Start Dataset entries

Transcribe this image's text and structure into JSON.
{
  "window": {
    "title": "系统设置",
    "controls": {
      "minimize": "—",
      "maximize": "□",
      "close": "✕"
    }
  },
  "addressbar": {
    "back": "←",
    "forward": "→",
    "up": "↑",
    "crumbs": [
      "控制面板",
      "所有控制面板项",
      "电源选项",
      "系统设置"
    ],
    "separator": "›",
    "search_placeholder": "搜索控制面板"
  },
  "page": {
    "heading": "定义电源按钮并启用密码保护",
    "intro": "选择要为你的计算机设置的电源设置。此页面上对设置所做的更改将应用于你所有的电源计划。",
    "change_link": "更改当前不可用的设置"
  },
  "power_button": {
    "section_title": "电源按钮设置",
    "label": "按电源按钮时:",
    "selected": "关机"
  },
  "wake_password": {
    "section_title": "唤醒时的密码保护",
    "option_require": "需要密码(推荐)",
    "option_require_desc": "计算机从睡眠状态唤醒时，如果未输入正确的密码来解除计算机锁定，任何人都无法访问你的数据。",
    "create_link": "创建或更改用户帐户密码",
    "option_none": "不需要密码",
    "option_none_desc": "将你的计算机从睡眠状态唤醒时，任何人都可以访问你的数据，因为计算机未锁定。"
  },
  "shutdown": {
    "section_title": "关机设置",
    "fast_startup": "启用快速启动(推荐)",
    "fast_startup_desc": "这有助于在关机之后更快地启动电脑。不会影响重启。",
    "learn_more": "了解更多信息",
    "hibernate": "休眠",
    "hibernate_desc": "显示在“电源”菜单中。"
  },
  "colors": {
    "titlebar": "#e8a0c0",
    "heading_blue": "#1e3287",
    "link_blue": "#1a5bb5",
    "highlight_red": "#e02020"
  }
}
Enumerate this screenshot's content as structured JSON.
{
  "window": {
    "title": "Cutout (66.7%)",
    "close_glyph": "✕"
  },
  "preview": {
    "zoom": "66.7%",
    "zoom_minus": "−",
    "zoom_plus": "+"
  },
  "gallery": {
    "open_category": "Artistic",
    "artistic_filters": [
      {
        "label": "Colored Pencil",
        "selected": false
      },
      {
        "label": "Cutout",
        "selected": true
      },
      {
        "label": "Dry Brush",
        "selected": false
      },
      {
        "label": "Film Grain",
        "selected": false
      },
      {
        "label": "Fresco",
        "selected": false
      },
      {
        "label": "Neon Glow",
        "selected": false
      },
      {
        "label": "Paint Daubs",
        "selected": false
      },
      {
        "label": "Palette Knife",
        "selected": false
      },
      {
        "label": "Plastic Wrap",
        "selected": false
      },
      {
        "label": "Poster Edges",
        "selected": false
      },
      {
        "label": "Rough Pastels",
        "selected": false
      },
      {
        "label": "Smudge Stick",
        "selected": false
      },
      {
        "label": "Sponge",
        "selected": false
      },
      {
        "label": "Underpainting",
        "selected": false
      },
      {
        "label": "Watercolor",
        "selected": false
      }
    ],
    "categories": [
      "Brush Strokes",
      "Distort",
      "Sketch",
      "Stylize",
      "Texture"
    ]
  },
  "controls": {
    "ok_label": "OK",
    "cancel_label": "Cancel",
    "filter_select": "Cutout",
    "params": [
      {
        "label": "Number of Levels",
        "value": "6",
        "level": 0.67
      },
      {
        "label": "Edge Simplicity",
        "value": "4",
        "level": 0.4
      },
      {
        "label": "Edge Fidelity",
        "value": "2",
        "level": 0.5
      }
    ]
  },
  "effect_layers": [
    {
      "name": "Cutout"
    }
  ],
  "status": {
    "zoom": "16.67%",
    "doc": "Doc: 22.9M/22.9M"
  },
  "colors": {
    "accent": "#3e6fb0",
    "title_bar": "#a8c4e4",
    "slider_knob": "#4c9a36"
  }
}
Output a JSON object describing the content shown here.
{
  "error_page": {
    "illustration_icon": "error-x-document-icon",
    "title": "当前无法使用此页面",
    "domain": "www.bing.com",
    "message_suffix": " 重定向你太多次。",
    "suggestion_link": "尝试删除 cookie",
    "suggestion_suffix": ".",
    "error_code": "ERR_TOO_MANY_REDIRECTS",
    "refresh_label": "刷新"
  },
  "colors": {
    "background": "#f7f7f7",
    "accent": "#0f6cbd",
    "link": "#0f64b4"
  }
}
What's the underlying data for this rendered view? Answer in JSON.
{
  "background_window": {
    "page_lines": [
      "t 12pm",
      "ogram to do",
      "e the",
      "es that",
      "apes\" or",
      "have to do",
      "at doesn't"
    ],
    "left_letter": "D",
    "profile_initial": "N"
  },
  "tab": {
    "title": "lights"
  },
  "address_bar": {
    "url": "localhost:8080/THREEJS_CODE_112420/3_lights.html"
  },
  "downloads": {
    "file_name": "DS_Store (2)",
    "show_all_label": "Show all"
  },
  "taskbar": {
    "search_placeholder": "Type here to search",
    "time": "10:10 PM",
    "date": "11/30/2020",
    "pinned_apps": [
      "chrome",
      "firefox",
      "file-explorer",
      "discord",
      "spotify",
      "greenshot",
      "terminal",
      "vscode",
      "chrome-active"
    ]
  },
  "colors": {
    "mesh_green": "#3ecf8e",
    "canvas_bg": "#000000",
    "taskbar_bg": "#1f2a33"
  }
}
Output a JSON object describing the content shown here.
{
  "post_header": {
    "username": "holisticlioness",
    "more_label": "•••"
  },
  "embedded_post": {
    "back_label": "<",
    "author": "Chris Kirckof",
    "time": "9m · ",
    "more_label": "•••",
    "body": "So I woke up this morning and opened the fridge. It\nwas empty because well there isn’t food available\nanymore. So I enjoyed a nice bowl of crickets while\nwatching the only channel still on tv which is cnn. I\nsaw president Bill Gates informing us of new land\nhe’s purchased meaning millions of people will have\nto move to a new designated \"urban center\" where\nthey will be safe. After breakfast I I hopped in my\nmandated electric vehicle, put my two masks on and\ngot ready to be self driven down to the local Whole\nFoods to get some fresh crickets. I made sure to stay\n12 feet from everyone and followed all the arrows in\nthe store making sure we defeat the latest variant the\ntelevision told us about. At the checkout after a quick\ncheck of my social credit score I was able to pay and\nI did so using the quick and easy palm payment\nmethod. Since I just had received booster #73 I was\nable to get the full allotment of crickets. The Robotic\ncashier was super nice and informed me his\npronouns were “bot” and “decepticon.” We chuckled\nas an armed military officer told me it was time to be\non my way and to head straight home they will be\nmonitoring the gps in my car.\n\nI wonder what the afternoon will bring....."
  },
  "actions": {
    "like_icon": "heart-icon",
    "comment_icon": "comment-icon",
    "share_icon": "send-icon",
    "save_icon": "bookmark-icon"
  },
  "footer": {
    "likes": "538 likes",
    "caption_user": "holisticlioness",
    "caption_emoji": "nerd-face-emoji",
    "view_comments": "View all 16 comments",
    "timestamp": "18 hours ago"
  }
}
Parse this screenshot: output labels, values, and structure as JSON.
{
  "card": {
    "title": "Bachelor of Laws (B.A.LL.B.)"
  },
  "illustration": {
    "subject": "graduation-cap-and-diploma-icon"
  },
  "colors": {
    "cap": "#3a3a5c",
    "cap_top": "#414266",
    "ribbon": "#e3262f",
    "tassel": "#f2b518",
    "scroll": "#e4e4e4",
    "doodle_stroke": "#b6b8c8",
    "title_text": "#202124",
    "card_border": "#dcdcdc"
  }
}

End Dataset entries

Search the preceding listing for "JSON" and extract every line where it is found.

Transcribe this image's text and structure into JSON.
Enumerate this screenshot's content as structured JSON.
Output a JSON object describing the content shown here.
What's the underlying data for this rendered view? Answer in JSON.
Output a JSON object describing the content shown here.
Parse this screenshot: output labels, values, and structure as JSON.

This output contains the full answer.